------ Provided records ------
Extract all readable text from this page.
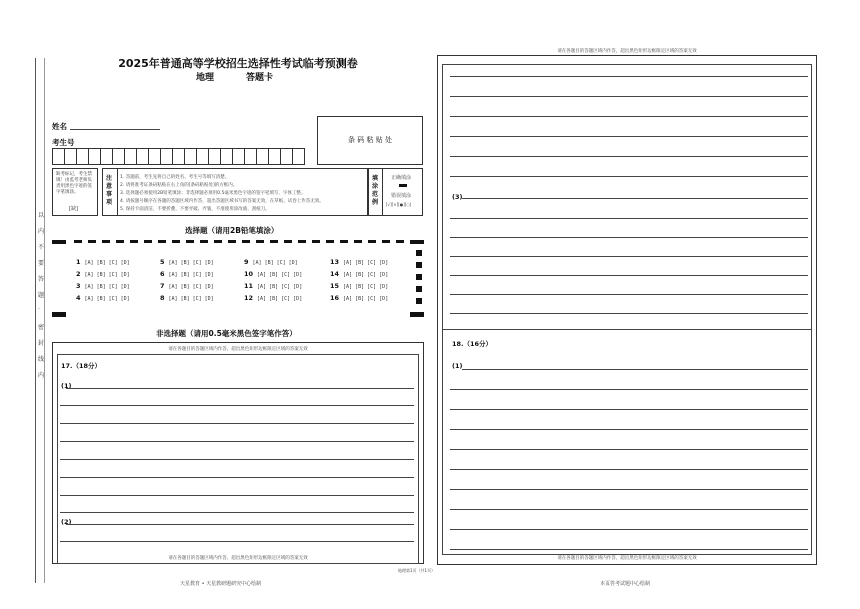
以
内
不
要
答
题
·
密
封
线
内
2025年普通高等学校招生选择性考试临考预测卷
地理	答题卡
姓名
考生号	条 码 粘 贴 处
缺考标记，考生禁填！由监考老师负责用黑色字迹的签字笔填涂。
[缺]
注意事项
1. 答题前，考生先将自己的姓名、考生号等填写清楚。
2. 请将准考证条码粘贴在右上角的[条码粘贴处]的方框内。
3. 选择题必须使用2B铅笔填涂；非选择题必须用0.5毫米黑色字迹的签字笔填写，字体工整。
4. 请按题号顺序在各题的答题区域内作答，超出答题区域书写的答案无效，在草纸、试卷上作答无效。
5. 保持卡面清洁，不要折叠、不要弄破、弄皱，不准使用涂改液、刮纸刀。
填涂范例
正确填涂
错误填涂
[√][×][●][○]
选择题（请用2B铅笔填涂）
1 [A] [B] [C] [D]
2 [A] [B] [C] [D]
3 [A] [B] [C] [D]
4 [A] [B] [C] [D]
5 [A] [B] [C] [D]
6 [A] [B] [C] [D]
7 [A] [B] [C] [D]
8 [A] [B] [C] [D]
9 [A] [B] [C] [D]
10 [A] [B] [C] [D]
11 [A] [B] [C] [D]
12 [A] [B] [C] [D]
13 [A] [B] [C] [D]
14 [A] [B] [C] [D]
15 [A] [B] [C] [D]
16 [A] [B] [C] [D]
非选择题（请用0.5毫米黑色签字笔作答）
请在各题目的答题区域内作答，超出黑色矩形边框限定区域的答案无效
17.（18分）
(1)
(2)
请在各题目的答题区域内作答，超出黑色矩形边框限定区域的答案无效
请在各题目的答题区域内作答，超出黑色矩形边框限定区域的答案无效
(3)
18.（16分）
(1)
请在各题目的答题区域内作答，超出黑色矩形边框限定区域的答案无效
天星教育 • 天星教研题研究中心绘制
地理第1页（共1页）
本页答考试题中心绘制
------
[Set exercise] Copy the listing over exactly, skipping the pictures it holds.

[Response for this exercise]
Extract all readable text from this page.
以
内
不
要
答
题
·
密
封
线
内
2025年普通高等学校招生选择性考试临考预测卷
地理	答题卡
姓名
考生号	条 码 粘 贴 处
缺考标记，考生禁填！由监考老师负责用黑色字迹的签字笔填涂。
[缺]
注意事项
1. 答题前，考生先将自己的姓名、考生号等填写清楚。
2. 请将准考证条码粘贴在右上角的[条码粘贴处]的方框内。
3. 选择题必须使用2B铅笔填涂；非选择题必须用0.5毫米黑色字迹的签字笔填写，字体工整。
4. 请按题号顺序在各题的答题区域内作答，超出答题区域书写的答案无效，在草纸、试卷上作答无效。
5. 保持卡面清洁，不要折叠、不要弄破、弄皱，不准使用涂改液、刮纸刀。
填涂范例
正确填涂
错误填涂
[√][×][●][○]
选择题（请用2B铅笔填涂）
1 [A] [B] [C] [D]
2 [A] [B] [C] [D]
3 [A] [B] [C] [D]
4 [A] [B] [C] [D]
5 [A] [B] [C] [D]
6 [A] [B] [C] [D]
7 [A] [B] [C] [D]
8 [A] [B] [C] [D]
9 [A] [B] [C] [D]
10 [A] [B] [C] [D]
11 [A] [B] [C] [D]
12 [A] [B] [C] [D]
13 [A] [B] [C] [D]
14 [A] [B] [C] [D]
15 [A] [B] [C] [D]
16 [A] [B] [C] [D]
非选择题（请用0.5毫米黑色签字笔作答）
请在各题目的答题区域内作答，超出黑色矩形边框限定区域的答案无效
17.（18分）
(1)
(2)
请在各题目的答题区域内作答，超出黑色矩形边框限定区域的答案无效
请在各题目的答题区域内作答，超出黑色矩形边框限定区域的答案无效
(3)
18.（16分）
(1)
请在各题目的答题区域内作答，超出黑色矩形边框限定区域的答案无效
天星教育 • 天星教研题研究中心绘制
地理第1页（共1页）
本页答考试题中心绘制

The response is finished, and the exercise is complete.